#### [PROBLEM DETAILS]
Search the material below for the word "Ditt". Copy every line that has it.

#### [Records from a data source]
------------------------------------

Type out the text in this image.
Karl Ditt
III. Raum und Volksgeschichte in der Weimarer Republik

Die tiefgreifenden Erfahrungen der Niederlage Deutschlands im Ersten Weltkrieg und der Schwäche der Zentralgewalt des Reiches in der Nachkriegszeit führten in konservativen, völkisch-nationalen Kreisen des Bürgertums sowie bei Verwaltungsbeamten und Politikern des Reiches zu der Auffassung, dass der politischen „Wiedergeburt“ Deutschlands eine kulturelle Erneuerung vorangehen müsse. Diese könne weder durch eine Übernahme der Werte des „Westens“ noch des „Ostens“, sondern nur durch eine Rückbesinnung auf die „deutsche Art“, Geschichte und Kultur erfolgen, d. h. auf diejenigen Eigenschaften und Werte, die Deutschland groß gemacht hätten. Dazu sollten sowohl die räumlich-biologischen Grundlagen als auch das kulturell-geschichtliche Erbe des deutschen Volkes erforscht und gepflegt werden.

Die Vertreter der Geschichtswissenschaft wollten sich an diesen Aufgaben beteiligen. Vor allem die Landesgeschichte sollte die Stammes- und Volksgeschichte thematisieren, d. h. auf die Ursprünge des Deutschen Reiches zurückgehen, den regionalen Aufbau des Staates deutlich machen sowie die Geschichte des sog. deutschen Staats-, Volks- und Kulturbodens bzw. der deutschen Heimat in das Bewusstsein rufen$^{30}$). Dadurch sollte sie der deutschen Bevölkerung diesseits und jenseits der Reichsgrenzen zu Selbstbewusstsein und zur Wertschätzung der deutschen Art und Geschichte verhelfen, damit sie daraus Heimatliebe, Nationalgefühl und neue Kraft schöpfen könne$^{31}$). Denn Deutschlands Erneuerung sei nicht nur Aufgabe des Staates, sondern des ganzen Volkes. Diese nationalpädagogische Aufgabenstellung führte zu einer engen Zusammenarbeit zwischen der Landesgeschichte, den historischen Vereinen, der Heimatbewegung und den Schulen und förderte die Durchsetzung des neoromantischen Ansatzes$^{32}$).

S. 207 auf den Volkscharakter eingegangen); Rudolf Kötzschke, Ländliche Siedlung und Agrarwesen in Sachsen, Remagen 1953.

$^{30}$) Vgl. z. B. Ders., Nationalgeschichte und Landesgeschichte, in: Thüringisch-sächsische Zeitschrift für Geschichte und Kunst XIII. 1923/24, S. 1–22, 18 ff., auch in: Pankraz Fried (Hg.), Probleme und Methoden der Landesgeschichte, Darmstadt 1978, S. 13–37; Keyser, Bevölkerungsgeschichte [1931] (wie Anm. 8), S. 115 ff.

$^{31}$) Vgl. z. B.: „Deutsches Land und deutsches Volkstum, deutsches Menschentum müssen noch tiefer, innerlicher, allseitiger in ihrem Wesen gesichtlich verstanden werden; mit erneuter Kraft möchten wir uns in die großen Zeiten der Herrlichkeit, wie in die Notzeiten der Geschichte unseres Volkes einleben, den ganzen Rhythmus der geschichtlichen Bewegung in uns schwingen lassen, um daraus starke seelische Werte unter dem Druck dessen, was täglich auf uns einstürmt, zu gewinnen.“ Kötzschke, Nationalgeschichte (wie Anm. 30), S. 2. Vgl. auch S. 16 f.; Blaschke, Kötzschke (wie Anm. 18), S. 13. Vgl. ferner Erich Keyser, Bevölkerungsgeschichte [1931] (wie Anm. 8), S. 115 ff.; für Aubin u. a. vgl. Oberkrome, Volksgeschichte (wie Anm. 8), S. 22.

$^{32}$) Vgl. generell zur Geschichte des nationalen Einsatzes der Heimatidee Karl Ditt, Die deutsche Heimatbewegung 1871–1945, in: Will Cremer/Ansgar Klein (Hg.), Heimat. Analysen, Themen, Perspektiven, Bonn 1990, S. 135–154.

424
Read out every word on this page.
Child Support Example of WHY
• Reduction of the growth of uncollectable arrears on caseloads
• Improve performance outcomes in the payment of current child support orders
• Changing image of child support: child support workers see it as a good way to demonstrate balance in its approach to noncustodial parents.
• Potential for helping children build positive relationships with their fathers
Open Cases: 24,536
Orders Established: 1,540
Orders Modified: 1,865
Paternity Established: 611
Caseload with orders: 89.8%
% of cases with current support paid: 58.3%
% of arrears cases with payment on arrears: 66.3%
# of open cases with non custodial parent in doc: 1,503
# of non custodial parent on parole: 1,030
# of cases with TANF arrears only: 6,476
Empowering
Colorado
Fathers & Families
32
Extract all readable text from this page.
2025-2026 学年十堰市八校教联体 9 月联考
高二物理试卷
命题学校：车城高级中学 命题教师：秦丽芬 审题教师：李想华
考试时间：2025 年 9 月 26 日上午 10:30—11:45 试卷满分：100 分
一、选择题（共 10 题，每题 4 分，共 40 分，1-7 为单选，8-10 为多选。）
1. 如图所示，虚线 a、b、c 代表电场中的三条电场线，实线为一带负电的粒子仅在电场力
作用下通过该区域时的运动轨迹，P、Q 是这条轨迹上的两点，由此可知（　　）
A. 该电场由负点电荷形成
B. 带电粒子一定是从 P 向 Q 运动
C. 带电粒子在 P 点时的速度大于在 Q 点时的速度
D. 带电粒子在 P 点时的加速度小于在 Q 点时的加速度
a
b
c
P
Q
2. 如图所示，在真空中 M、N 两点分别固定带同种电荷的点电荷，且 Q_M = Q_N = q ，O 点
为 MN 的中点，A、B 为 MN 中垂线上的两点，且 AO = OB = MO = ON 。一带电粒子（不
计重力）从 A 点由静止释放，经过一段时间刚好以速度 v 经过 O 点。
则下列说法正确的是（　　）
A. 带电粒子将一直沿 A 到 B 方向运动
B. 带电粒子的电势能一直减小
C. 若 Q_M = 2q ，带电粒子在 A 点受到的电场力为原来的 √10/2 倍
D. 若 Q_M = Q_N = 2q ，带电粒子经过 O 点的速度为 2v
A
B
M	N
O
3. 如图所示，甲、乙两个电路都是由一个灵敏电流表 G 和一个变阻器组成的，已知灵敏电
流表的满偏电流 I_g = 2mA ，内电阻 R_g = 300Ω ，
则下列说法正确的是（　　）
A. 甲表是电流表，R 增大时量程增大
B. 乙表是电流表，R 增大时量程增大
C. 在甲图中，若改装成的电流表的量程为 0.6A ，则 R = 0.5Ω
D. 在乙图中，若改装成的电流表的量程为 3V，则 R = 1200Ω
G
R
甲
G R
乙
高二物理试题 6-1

------------------------------------

#### [WRITTEN SOLUTION]
Karl Ditt
$^{32}$) Vgl. generell zur Geschichte des nationalen Einsatzes der Heimatidee Karl Ditt, Die deutsche Heimatbewegung 1871–1945, in: Will Cremer/Ansgar Klein (Hg.), Heimat. Analysen, Themen, Perspektiven, Bonn 1990, S. 135–154.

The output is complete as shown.